Exercise directions: Identify the lines holding "Control" and copy them.

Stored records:
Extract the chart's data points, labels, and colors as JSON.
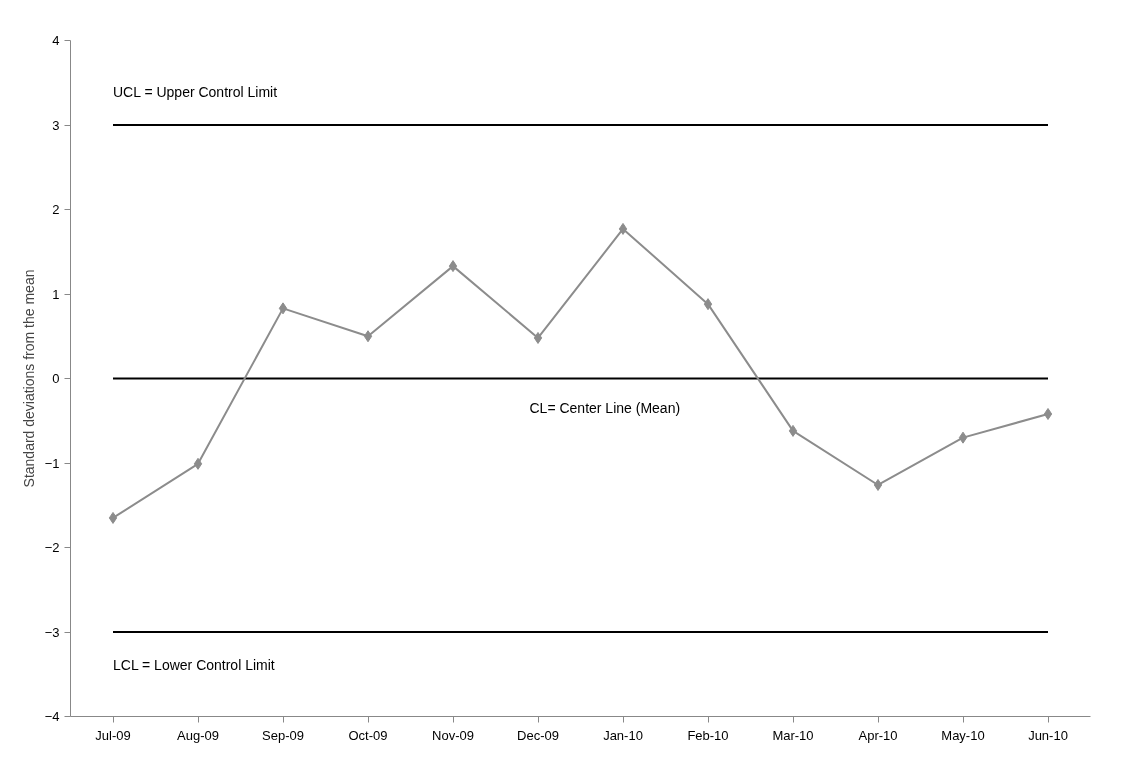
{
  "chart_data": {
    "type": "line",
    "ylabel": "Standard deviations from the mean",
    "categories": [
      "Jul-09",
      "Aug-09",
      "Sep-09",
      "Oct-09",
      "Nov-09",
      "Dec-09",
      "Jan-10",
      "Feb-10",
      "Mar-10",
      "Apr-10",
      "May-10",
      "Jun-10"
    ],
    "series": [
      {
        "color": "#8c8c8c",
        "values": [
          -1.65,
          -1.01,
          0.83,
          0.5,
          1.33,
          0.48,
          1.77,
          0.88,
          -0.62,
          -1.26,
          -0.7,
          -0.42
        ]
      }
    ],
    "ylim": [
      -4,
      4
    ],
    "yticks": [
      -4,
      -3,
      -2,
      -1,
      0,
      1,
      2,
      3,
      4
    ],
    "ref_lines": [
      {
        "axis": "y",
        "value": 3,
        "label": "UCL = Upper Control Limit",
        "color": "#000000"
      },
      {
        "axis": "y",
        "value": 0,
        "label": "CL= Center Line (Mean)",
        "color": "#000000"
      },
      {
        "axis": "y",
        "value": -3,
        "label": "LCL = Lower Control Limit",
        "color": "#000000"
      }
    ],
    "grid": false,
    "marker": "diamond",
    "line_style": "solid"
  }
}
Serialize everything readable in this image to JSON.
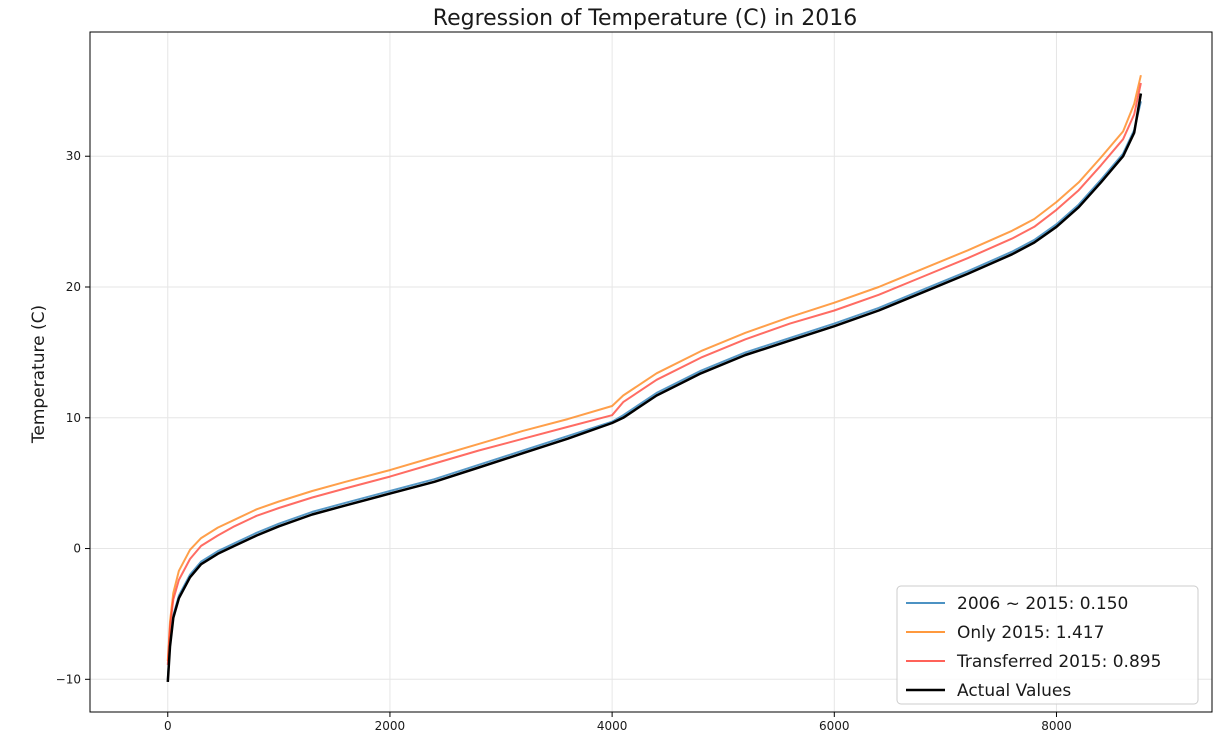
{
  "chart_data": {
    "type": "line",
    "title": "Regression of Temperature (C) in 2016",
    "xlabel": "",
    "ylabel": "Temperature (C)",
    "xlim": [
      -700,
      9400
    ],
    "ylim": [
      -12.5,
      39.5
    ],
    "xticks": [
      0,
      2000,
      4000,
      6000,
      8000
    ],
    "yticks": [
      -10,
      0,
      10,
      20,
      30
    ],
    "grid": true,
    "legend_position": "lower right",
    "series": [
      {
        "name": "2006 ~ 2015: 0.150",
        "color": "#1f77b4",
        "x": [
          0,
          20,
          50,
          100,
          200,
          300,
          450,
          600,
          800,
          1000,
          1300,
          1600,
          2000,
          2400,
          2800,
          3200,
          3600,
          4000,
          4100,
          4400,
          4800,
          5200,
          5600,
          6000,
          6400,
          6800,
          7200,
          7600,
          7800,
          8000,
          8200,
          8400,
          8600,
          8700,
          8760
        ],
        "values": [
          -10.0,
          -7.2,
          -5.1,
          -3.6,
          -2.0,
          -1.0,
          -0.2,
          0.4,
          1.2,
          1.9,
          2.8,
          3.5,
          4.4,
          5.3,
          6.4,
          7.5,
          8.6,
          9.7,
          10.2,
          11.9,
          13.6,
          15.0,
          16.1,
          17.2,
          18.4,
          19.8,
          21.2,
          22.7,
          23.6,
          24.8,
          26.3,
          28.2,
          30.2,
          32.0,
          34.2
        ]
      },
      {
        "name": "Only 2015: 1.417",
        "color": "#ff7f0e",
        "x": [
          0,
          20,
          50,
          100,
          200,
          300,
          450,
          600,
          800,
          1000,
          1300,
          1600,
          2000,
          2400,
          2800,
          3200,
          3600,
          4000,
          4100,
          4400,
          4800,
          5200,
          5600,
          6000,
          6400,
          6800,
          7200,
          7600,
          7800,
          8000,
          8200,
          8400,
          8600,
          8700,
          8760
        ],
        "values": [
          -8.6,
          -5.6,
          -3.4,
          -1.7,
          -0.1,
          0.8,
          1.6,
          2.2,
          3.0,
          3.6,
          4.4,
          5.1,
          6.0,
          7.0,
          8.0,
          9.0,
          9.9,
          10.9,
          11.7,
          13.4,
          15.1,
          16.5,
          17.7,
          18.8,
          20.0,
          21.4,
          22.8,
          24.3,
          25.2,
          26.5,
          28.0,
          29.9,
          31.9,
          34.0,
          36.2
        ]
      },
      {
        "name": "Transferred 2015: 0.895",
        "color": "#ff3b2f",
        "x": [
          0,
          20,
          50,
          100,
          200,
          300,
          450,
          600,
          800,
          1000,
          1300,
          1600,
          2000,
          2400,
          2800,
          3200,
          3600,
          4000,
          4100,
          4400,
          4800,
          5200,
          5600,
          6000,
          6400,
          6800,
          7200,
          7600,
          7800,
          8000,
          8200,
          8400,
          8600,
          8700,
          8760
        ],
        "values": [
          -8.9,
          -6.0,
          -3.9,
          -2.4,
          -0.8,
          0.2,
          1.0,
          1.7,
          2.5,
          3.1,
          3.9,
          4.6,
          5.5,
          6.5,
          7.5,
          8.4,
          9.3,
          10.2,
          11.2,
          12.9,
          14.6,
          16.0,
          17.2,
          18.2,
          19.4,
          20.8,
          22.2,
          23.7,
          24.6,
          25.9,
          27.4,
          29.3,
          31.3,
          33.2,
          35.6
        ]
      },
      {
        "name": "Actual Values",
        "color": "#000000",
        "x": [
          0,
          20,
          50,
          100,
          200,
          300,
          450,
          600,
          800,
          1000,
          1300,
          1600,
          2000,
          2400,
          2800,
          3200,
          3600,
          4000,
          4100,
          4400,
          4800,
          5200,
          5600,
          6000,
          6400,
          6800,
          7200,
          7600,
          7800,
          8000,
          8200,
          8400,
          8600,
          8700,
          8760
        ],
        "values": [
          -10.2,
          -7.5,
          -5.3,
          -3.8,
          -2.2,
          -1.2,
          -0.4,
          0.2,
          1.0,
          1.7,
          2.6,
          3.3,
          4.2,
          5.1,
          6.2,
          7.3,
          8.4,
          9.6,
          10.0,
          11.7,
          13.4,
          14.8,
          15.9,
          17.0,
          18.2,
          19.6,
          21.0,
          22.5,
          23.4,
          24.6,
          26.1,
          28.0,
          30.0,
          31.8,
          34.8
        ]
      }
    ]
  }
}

Written reply:
        "label": "UCL = Upper Control Limit",
        "label": "LCL = Lower Control Limit",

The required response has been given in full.